EXERCISE OBJECTIVE = Which lines contain the word "great"? Return each of them as written.

Begin ENTRIES

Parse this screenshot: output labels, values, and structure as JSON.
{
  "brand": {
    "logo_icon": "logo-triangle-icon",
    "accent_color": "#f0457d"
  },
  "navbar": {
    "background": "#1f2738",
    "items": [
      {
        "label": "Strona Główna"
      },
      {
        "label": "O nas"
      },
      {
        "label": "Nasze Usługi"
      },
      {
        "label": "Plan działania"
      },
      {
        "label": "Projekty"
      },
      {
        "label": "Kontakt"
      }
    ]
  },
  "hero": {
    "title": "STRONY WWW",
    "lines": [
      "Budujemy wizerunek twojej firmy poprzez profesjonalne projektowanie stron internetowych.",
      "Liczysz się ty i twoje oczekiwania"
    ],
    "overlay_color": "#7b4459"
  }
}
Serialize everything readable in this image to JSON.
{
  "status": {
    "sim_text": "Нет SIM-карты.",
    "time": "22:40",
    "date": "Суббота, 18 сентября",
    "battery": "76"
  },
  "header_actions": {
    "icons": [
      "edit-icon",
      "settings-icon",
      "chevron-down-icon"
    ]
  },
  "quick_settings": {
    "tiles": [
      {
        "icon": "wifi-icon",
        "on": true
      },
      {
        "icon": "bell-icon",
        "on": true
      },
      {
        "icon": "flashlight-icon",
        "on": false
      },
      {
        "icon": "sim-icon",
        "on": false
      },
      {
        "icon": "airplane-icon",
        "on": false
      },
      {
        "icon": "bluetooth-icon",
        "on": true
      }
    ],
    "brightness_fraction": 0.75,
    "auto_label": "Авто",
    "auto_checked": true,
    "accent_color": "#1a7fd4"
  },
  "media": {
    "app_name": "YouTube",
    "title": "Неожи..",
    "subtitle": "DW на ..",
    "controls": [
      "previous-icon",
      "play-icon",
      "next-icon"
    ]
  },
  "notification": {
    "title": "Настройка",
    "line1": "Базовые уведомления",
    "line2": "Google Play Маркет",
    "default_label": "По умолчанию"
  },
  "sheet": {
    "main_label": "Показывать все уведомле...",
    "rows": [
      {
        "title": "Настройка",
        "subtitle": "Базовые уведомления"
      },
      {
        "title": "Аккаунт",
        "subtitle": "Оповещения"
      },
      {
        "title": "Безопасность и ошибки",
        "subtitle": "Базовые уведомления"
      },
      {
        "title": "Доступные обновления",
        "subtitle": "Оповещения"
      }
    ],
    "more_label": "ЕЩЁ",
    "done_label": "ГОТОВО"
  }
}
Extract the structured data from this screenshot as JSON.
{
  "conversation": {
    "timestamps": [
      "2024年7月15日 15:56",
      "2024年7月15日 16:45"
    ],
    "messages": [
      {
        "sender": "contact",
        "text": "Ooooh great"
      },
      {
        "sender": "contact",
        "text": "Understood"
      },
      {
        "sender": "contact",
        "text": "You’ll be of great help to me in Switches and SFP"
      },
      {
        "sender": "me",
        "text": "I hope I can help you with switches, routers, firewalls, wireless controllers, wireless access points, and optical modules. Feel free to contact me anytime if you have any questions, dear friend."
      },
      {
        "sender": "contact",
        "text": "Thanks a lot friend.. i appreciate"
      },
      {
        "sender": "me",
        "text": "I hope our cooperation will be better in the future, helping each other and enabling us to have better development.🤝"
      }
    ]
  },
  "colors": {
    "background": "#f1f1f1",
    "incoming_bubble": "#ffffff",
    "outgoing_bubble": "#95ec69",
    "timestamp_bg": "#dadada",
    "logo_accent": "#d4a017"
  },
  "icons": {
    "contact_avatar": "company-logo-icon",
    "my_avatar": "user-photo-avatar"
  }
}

End ENTRIES

RESULT OF THIS EXERCISE =
        "text": "Ooooh great"
        "text": "You’ll be of great help to me in Switches and SFP"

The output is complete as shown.